Dataset entries
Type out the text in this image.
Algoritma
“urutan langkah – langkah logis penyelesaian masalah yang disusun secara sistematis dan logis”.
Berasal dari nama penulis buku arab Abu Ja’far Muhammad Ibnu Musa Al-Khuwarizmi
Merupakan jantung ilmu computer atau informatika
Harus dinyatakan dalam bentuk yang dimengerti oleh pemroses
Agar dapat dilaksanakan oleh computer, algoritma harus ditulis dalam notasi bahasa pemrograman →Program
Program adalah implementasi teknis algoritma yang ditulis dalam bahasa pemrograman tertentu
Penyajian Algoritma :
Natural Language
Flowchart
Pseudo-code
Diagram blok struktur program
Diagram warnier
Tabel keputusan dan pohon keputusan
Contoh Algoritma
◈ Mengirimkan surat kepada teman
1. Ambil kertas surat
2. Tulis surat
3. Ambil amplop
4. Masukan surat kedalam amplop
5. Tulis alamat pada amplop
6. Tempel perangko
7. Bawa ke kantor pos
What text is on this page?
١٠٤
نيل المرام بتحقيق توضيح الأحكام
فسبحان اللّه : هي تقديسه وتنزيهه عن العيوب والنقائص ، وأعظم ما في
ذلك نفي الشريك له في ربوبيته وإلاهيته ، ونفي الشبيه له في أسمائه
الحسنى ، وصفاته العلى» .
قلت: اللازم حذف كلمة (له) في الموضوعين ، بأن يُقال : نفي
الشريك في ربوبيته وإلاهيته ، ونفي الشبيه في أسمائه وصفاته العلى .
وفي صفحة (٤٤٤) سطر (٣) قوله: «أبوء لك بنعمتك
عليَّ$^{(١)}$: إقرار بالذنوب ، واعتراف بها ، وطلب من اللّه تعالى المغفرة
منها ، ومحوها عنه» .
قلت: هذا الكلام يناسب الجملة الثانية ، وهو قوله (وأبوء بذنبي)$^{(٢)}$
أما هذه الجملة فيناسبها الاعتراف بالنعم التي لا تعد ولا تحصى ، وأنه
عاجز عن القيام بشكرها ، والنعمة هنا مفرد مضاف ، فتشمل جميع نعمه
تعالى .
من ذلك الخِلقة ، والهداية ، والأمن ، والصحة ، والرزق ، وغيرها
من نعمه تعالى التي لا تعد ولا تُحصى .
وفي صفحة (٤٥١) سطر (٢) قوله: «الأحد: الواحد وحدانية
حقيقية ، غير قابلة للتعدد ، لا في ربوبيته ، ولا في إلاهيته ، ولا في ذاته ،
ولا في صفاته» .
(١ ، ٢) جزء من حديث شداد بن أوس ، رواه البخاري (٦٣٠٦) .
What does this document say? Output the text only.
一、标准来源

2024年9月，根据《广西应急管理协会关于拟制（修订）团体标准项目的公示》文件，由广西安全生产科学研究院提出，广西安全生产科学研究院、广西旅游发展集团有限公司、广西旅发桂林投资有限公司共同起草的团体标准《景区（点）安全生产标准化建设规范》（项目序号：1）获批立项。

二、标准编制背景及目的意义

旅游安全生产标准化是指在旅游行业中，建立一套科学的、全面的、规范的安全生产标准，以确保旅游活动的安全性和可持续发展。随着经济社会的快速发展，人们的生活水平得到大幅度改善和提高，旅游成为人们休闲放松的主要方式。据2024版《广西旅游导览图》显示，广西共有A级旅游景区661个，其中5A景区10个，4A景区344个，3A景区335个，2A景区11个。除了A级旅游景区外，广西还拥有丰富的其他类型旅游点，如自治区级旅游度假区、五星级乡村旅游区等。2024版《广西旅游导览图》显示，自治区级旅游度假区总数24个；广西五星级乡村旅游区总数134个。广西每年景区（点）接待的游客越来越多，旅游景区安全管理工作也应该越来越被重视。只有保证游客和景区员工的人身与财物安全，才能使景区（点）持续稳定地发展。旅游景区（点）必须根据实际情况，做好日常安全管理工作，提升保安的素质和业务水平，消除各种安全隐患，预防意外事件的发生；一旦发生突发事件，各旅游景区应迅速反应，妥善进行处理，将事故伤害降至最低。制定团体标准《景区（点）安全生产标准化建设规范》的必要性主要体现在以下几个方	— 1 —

▶ [Written problem] Quote the data above in full, changing nothing.

▶ [Correct result]
Type out the text in this image.
Algoritma
“urutan langkah – langkah logis penyelesaian masalah yang disusun secara sistematis dan logis”.
Berasal dari nama penulis buku arab Abu Ja’far Muhammad Ibnu Musa Al-Khuwarizmi
Merupakan jantung ilmu computer atau informatika
Harus dinyatakan dalam bentuk yang dimengerti oleh pemroses
Agar dapat dilaksanakan oleh computer, algoritma harus ditulis dalam notasi bahasa pemrograman →Program
Program adalah implementasi teknis algoritma yang ditulis dalam bahasa pemrograman tertentu
Penyajian Algoritma :
Natural Language
Flowchart
Pseudo-code
Diagram blok struktur program
Diagram warnier
Tabel keputusan dan pohon keputusan
Contoh Algoritma
◈ Mengirimkan surat kepada teman
1. Ambil kertas surat
2. Tulis surat
3. Ambil amplop
4. Masukan surat kedalam amplop
5. Tulis alamat pada amplop
6. Tempel perangko
7. Bawa ke kantor pos
What text is on this page?
١٠٤
نيل المرام بتحقيق توضيح الأحكام
فسبحان اللّه : هي تقديسه وتنزيهه عن العيوب والنقائص ، وأعظم ما في
ذلك نفي الشريك له في ربوبيته وإلاهيته ، ونفي الشبيه له في أسمائه
الحسنى ، وصفاته العلى» .
قلت: اللازم حذف كلمة (له) في الموضوعين ، بأن يُقال : نفي
الشريك في ربوبيته وإلاهيته ، ونفي الشبيه في أسمائه وصفاته العلى .
وفي صفحة (٤٤٤) سطر (٣) قوله: «أبوء لك بنعمتك
عليَّ$^{(١)}$: إقرار بالذنوب ، واعتراف بها ، وطلب من اللّه تعالى المغفرة
منها ، ومحوها عنه» .
قلت: هذا الكلام يناسب الجملة الثانية ، وهو قوله (وأبوء بذنبي)$^{(٢)}$
أما هذه الجملة فيناسبها الاعتراف بالنعم التي لا تعد ولا تحصى ، وأنه
عاجز عن القيام بشكرها ، والنعمة هنا مفرد مضاف ، فتشمل جميع نعمه
تعالى .
من ذلك الخِلقة ، والهداية ، والأمن ، والصحة ، والرزق ، وغيرها
من نعمه تعالى التي لا تعد ولا تُحصى .
وفي صفحة (٤٥١) سطر (٢) قوله: «الأحد: الواحد وحدانية
حقيقية ، غير قابلة للتعدد ، لا في ربوبيته ، ولا في إلاهيته ، ولا في ذاته ،
ولا في صفاته» .
(١ ، ٢) جزء من حديث شداد بن أوس ، رواه البخاري (٦٣٠٦) .
What does this document say? Output the text only.
一、标准来源

2024年9月，根据《广西应急管理协会关于拟制（修订）团体标准项目的公示》文件，由广西安全生产科学研究院提出，广西安全生产科学研究院、广西旅游发展集团有限公司、广西旅发桂林投资有限公司共同起草的团体标准《景区（点）安全生产标准化建设规范》（项目序号：1）获批立项。

二、标准编制背景及目的意义

旅游安全生产标准化是指在旅游行业中，建立一套科学的、全面的、规范的安全生产标准，以确保旅游活动的安全性和可持续发展。随着经济社会的快速发展，人们的生活水平得到大幅度改善和提高，旅游成为人们休闲放松的主要方式。据2024版《广西旅游导览图》显示，广西共有A级旅游景区661个，其中5A景区10个，4A景区344个，3A景区335个，2A景区11个。除了A级旅游景区外，广西还拥有丰富的其他类型旅游点，如自治区级旅游度假区、五星级乡村旅游区等。2024版《广西旅游导览图》显示，自治区级旅游度假区总数24个；广西五星级乡村旅游区总数134个。广西每年景区（点）接待的游客越来越多，旅游景区安全管理工作也应该越来越被重视。只有保证游客和景区员工的人身与财物安全，才能使景区（点）持续稳定地发展。旅游景区（点）必须根据实际情况，做好日常安全管理工作，提升保安的素质和业务水平，消除各种安全隐患，预防意外事件的发生；一旦发生突发事件，各旅游景区应迅速反应，妥善进行处理，将事故伤害降至最低。制定团体标准《景区（点）安全生产标准化建设规范》的必要性主要体现在以下几个方	— 1 —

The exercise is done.